Data for this task:
════════
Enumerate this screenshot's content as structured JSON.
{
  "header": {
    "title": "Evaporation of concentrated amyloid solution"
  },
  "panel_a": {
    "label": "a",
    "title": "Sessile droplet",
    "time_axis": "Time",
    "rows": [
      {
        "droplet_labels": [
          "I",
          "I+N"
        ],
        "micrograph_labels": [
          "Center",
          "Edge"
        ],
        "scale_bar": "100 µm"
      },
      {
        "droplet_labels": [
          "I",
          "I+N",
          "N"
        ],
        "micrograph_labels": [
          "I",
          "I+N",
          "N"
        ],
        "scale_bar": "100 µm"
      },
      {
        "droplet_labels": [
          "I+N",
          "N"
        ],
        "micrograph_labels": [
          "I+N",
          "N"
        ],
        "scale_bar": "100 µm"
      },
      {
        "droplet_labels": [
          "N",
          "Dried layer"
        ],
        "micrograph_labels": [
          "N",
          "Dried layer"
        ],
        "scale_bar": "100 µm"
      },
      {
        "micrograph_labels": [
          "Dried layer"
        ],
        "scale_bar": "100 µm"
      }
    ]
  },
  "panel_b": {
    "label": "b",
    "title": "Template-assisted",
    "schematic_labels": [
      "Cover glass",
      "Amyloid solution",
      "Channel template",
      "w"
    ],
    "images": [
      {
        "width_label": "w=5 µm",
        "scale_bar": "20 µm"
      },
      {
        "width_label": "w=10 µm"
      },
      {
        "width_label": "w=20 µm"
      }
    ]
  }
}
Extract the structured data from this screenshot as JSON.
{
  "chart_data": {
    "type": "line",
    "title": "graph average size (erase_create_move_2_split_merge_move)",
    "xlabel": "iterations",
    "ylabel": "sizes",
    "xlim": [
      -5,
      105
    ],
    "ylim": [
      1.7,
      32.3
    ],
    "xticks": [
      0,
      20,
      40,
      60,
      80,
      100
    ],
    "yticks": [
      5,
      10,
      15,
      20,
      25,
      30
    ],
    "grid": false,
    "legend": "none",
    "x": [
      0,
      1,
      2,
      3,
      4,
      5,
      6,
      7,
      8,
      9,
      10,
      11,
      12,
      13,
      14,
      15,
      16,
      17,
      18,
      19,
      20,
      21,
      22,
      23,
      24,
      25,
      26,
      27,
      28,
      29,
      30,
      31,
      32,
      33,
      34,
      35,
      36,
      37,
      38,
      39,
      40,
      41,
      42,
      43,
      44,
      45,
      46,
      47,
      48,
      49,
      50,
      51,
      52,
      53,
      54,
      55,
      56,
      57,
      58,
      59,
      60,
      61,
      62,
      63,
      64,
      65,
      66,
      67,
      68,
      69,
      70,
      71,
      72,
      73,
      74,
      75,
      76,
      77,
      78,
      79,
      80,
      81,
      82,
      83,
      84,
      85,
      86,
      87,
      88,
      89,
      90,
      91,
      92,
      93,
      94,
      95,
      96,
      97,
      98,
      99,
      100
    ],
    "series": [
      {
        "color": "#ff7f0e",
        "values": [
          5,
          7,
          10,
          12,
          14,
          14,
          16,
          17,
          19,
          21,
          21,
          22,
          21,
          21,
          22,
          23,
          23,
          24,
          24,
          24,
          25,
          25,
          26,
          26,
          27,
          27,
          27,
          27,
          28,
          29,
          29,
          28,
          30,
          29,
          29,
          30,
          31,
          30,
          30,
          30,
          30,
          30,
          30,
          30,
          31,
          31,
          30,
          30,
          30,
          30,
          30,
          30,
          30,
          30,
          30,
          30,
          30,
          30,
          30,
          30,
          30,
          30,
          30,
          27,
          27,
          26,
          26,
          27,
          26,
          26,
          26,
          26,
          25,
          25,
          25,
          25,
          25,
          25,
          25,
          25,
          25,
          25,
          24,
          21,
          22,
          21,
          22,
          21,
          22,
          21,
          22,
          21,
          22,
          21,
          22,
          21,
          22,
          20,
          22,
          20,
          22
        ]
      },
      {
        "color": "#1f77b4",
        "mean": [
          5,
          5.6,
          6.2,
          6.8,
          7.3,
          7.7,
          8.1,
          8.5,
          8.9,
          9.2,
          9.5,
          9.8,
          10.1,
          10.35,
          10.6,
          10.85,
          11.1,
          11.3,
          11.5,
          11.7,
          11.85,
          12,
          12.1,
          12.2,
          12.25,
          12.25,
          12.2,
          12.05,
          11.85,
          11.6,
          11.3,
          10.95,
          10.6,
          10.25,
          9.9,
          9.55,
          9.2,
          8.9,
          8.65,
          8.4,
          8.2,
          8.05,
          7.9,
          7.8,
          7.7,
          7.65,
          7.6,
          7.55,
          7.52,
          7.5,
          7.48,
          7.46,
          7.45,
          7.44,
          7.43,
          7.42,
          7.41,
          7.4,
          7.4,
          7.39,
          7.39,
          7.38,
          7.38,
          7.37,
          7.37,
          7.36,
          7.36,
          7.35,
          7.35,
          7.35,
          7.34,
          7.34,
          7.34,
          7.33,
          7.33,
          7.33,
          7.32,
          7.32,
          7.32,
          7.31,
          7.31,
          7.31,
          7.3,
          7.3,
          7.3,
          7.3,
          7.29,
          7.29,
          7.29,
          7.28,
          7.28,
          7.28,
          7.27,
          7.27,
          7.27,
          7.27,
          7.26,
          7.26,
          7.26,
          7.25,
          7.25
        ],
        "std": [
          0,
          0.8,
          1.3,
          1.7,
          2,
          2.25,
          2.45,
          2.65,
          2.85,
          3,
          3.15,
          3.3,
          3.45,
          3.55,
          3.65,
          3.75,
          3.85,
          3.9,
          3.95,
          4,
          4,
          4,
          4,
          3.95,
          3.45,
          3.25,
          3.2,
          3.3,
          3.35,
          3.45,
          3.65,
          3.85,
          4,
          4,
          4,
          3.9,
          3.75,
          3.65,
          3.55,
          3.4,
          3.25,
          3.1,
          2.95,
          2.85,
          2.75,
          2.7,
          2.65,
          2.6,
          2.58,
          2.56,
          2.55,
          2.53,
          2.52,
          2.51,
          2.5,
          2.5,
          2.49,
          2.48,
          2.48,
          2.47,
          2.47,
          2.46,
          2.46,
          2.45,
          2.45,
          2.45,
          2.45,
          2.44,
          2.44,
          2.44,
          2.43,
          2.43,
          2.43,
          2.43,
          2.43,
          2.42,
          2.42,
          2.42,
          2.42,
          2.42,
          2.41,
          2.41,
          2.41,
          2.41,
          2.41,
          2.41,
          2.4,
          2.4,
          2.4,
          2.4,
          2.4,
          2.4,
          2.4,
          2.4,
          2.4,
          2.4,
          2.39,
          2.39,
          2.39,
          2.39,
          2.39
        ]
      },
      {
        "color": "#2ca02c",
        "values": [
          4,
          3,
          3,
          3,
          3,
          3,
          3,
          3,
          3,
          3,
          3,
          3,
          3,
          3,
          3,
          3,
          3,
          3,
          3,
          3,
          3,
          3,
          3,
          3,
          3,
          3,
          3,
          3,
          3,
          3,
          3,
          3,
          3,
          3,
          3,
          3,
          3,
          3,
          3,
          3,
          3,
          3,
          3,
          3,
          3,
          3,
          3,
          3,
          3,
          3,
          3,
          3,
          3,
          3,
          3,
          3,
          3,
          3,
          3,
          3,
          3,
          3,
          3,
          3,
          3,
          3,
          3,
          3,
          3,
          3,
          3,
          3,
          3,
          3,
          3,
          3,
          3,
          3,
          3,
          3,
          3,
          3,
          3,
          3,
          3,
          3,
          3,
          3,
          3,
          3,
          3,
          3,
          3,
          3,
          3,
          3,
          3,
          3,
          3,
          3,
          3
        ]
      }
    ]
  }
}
════════
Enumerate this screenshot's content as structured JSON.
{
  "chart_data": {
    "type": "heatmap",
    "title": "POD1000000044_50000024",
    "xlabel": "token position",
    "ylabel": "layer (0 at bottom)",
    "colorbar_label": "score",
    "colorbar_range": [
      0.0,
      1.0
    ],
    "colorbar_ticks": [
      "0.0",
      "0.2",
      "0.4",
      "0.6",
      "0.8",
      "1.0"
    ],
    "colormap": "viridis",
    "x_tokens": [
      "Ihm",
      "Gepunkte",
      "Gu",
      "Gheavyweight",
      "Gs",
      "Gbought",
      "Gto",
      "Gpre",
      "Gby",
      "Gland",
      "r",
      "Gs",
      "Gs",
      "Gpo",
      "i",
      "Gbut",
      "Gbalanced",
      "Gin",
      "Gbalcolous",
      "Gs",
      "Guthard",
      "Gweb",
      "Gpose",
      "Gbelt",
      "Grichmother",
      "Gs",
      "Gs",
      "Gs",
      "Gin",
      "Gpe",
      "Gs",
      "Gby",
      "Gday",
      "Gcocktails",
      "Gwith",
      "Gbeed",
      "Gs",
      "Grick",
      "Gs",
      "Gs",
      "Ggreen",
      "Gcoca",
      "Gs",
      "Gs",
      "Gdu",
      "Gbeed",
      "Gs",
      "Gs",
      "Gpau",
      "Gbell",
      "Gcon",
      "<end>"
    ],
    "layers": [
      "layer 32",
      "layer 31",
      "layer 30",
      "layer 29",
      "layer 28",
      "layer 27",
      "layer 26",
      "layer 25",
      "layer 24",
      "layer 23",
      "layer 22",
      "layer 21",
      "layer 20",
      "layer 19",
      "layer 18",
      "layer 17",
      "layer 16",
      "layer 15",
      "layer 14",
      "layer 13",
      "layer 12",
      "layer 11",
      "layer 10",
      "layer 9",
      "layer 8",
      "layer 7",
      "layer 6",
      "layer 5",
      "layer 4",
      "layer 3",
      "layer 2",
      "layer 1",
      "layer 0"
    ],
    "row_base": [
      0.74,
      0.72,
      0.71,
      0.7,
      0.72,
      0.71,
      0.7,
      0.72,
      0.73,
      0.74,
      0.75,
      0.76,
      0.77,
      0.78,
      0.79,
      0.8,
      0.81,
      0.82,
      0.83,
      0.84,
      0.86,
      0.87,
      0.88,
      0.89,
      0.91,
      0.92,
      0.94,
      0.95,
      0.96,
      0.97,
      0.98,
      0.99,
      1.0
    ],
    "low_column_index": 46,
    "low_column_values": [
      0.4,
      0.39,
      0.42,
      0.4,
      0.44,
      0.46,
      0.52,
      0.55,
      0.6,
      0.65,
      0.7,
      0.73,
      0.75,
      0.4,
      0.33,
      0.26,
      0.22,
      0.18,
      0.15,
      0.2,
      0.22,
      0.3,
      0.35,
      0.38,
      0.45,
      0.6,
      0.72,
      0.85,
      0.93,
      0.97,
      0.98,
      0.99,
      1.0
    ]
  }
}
════════
Problem: Give every line of the material that includes the string "xlabel".

Solution:
    "xlabel": "iterations",
    "xlabel": "token position",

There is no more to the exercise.